▶ [EXERCISE GOAL]: The records below hold pictures; please leave those out and retype the rest exactly.

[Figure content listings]

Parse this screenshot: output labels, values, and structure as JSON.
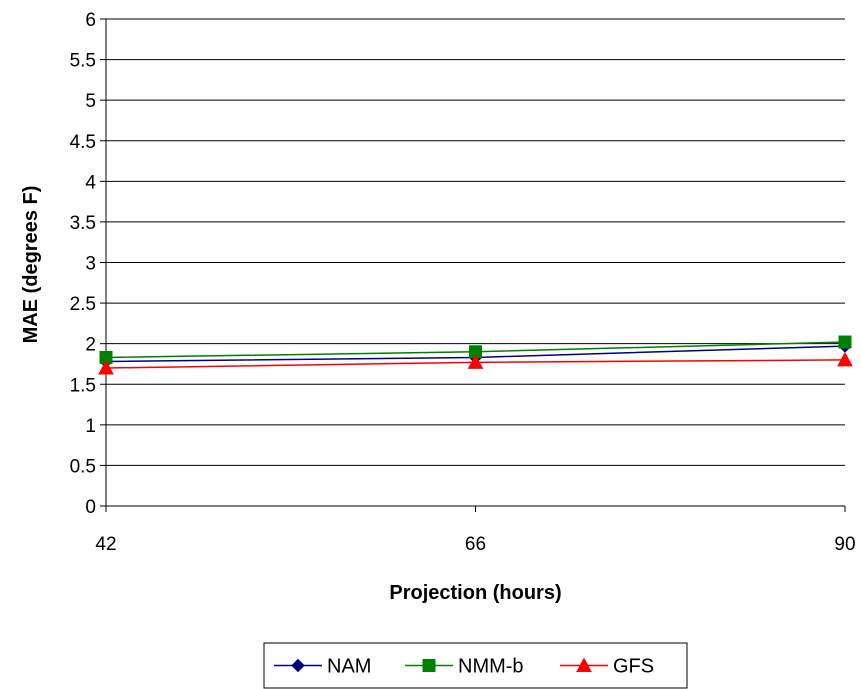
{
  "chart_data": {
    "type": "line",
    "x": [
      42,
      66,
      90
    ],
    "series": [
      {
        "name": "NAM",
        "values": [
          1.78,
          1.83,
          1.97
        ],
        "color": "#000080",
        "marker": "diamond"
      },
      {
        "name": "NMM-b",
        "values": [
          1.83,
          1.9,
          2.02
        ],
        "color": "#008000",
        "marker": "square"
      },
      {
        "name": "GFS",
        "values": [
          1.7,
          1.77,
          1.8
        ],
        "color": "#ff0000",
        "marker": "triangle"
      }
    ],
    "title": "",
    "xlabel": "Projection (hours)",
    "ylabel": "MAE (degrees F)",
    "ylim": [
      0,
      6
    ],
    "yticks": [
      "0",
      "0.5",
      "1",
      "1.5",
      "2",
      "2.5",
      "3",
      "3.5",
      "4",
      "4.5",
      "5",
      "5.5",
      "6"
    ],
    "xticks": [
      "42",
      "66",
      "90"
    ],
    "grid": "horizontal",
    "legend": "bottom"
  }
}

▶ [TASK OUTPUT]:
Parse this screenshot: output labels, values, and structure as JSON.
{
  "chart_data": {
    "type": "line",
    "x": [
      42,
      66,
      90
    ],
    "series": [
      {
        "name": "NAM",
        "values": [
          1.78,
          1.83,
          1.97
        ],
        "color": "#000080",
        "marker": "diamond"
      },
      {
        "name": "NMM-b",
        "values": [
          1.83,
          1.9,
          2.02
        ],
        "color": "#008000",
        "marker": "square"
      },
      {
        "name": "GFS",
        "values": [
          1.7,
          1.77,
          1.8
        ],
        "color": "#ff0000",
        "marker": "triangle"
      }
    ],
    "title": "",
    "xlabel": "Projection (hours)",
    "ylabel": "MAE (degrees F)",
    "ylim": [
      0,
      6
    ],
    "yticks": [
      "0",
      "0.5",
      "1",
      "1.5",
      "2",
      "2.5",
      "3",
      "3.5",
      "4",
      "4.5",
      "5",
      "5.5",
      "6"
    ],
    "xticks": [
      "42",
      "66",
      "90"
    ],
    "grid": "horizontal",
    "legend": "bottom"
  }
}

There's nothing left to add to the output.